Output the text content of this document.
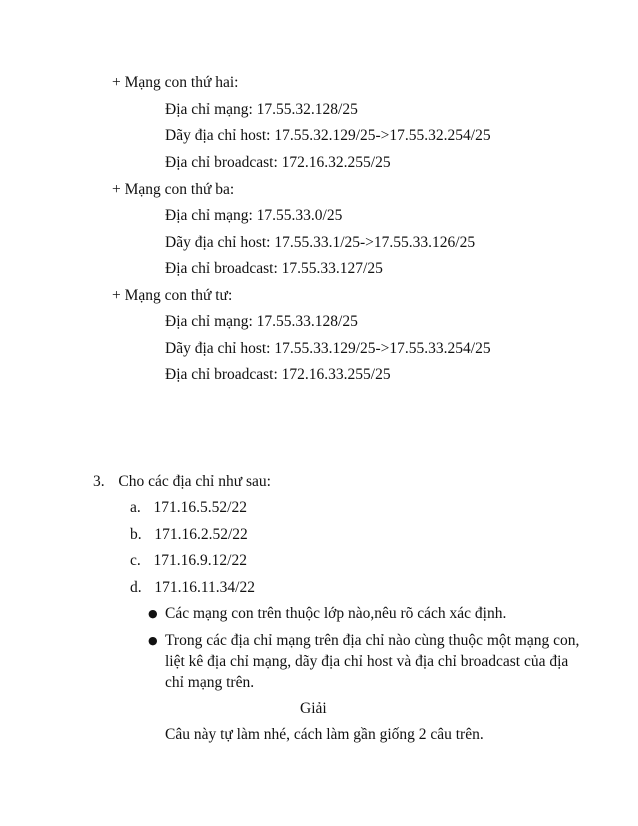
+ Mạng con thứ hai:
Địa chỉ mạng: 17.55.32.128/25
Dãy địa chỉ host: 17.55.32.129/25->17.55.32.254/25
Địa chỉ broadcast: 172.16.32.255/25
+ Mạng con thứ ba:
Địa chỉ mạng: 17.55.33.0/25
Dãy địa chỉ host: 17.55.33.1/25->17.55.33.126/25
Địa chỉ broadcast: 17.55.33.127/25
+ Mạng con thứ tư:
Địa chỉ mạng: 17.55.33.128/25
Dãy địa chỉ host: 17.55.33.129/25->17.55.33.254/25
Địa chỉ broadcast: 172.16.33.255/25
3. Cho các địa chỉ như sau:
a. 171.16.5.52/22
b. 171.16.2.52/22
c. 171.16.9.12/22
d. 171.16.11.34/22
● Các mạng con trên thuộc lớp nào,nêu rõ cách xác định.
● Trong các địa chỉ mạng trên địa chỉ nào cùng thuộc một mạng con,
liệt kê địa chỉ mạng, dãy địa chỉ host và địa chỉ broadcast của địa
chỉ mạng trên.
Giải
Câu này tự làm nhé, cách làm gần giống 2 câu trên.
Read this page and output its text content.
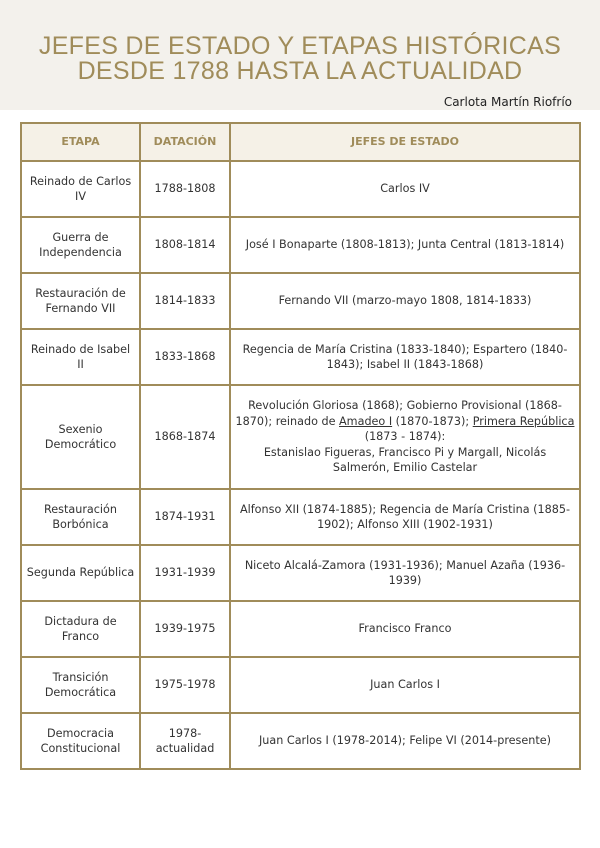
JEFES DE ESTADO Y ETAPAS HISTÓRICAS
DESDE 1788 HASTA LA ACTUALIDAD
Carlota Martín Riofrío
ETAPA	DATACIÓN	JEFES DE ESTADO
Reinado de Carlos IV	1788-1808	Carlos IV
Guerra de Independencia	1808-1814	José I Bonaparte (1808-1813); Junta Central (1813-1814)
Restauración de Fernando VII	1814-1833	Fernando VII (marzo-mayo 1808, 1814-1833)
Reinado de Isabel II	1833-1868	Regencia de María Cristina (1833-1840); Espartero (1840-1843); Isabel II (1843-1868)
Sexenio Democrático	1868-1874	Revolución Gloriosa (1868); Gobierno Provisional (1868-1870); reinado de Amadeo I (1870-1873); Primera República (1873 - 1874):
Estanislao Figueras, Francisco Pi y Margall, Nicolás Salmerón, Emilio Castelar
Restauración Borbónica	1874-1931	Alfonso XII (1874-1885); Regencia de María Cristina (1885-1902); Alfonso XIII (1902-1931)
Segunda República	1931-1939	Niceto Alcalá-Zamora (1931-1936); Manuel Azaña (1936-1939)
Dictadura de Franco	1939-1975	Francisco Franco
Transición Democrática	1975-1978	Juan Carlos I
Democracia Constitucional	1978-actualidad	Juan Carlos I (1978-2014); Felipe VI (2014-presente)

####

▶ **WORK REQUIRED**
Filter the records above for lines containing the word "República", and copy those lines.

▶ **ANSWER TO THE PROBLEM**
Sexenio Democrático	1868-1874	Revolución Gloriosa (1868); Gobierno Provisional (1868-1870); reinado de Amadeo I (1870-1873); Primera República (1873 - 1874):
Segunda República	1931-1939	Niceto Alcalá-Zamora (1931-1936); Manuel Azaña (1936-1939)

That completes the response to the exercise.